Provide only the number of lines where "Ctrl" occurs.
start LISTED RECORDS
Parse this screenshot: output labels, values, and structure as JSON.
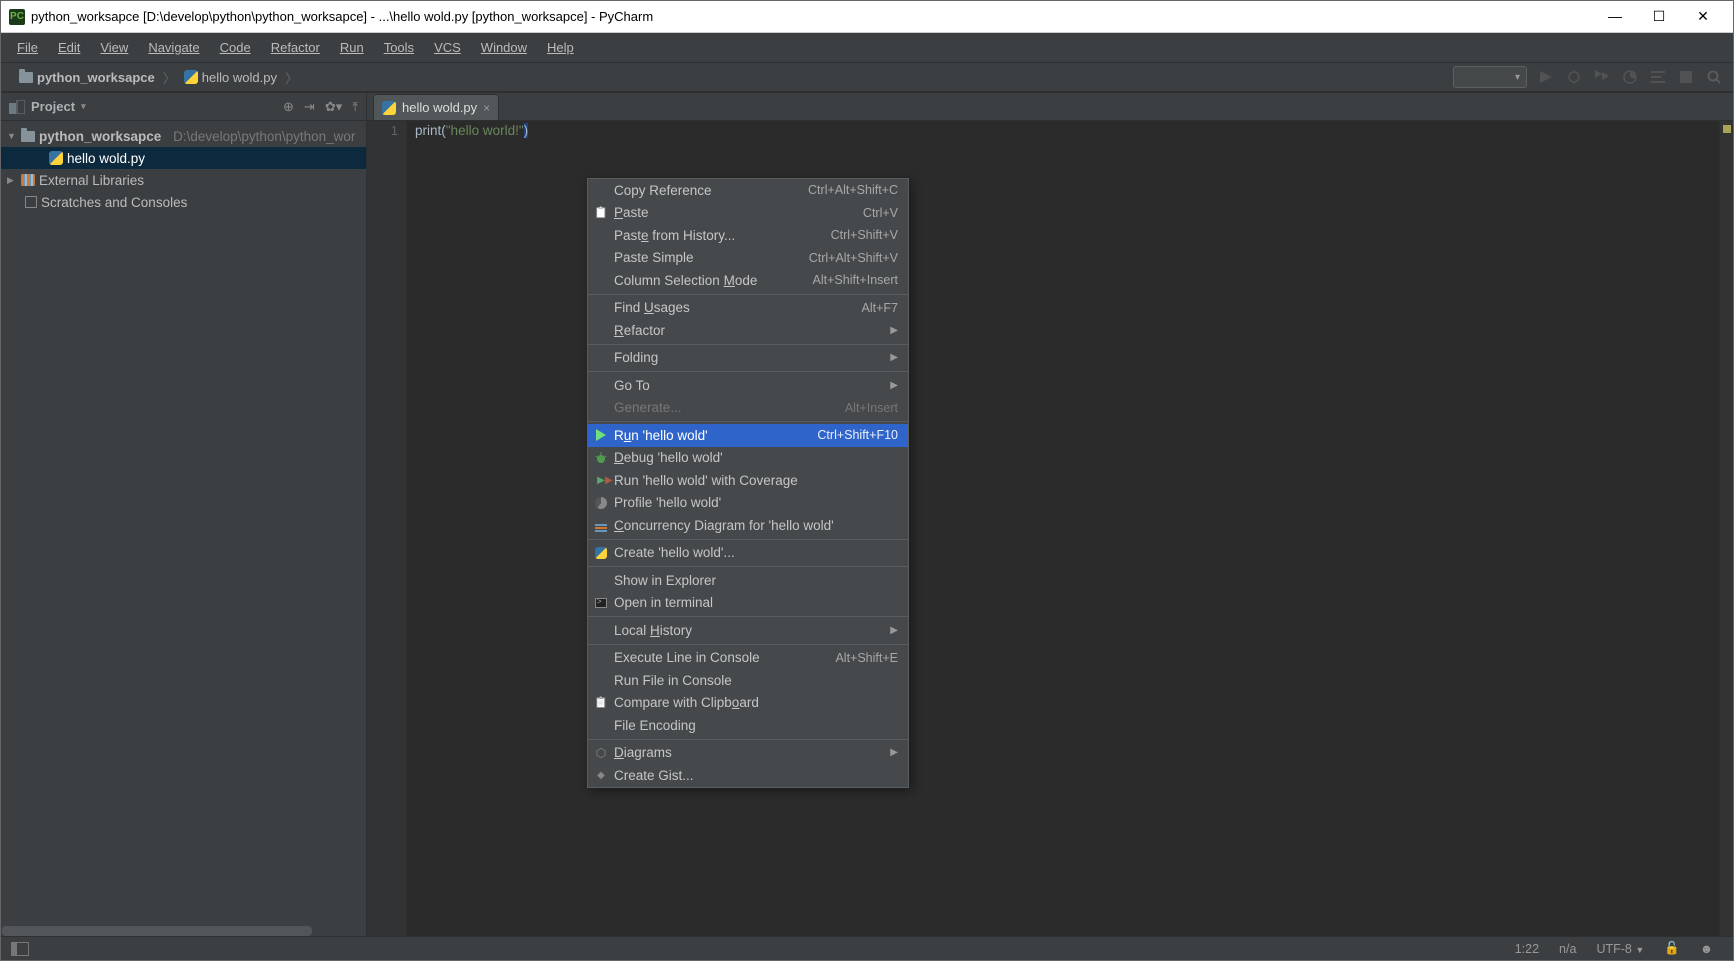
{
  "titlebar": {
    "title": "python_worksapce [D:\\develop\\python\\python_worksapce] - ...\\hello wold.py [python_worksapce] - PyCharm"
  },
  "menubar": [
    "File",
    "Edit",
    "View",
    "Navigate",
    "Code",
    "Refactor",
    "Run",
    "Tools",
    "VCS",
    "Window",
    "Help"
  ],
  "breadcrumbs": {
    "project": "python_worksapce",
    "file": "hello wold.py"
  },
  "sidebar": {
    "title": "Project",
    "root": {
      "name": "python_worksapce",
      "path": "D:\\develop\\python\\python_wor"
    },
    "file": "hello wold.py",
    "external": "External Libraries",
    "scratches": "Scratches and Consoles"
  },
  "editor": {
    "tab": "hello wold.py",
    "line_number": "1",
    "code_fn": "print",
    "code_str": "\"hello world!\""
  },
  "context_menu": {
    "items": [
      {
        "label": "Copy Reference",
        "shortcut": "Ctrl+Alt+Shift+C"
      },
      {
        "label": "Paste",
        "shortcut": "Ctrl+V",
        "icon": "paste",
        "ul": 0
      },
      {
        "label": "Paste from History...",
        "shortcut": "Ctrl+Shift+V",
        "ul": 4
      },
      {
        "label": "Paste Simple",
        "shortcut": "Ctrl+Alt+Shift+V"
      },
      {
        "label": "Column Selection Mode",
        "shortcut": "Alt+Shift+Insert",
        "ul": 17
      },
      {
        "sep": true
      },
      {
        "label": "Find Usages",
        "shortcut": "Alt+F7",
        "ul": 5
      },
      {
        "label": "Refactor",
        "arrow": true,
        "ul": 0
      },
      {
        "sep": true
      },
      {
        "label": "Folding",
        "arrow": true
      },
      {
        "sep": true
      },
      {
        "label": "Go To",
        "arrow": true
      },
      {
        "label": "Generate...",
        "shortcut": "Alt+Insert",
        "disabled": true
      },
      {
        "sep": true
      },
      {
        "label": "Run 'hello wold'",
        "shortcut": "Ctrl+Shift+F10",
        "icon": "play",
        "highlighted": true,
        "ul": 1
      },
      {
        "label": "Debug 'hello wold'",
        "icon": "bug",
        "ul": 0
      },
      {
        "label": "Run 'hello wold' with Coverage",
        "icon": "coverage"
      },
      {
        "label": "Profile 'hello wold'",
        "icon": "profile"
      },
      {
        "label": "Concurrency Diagram for 'hello wold'",
        "icon": "concurrency",
        "ul": 0
      },
      {
        "sep": true
      },
      {
        "label": "Create 'hello wold'...",
        "icon": "python"
      },
      {
        "sep": true
      },
      {
        "label": "Show in Explorer"
      },
      {
        "label": "Open in terminal",
        "icon": "terminal"
      },
      {
        "sep": true
      },
      {
        "label": "Local History",
        "arrow": true,
        "ul": 6
      },
      {
        "sep": true
      },
      {
        "label": "Execute Line in Console",
        "shortcut": "Alt+Shift+E"
      },
      {
        "label": "Run File in Console"
      },
      {
        "label": "Compare with Clipboard",
        "icon": "clip",
        "ul": 18
      },
      {
        "label": "File Encoding"
      },
      {
        "sep": true
      },
      {
        "label": "Diagrams",
        "icon": "diagram",
        "arrow": true,
        "ul": 0
      },
      {
        "label": "Create Gist...",
        "icon": "gist"
      }
    ]
  },
  "statusbar": {
    "pos": "1:22",
    "na": "n/a",
    "encoding": "UTF-8"
  }
}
end LISTED RECORDS
◆ SOLUTION TO THIS EXERCISE: 5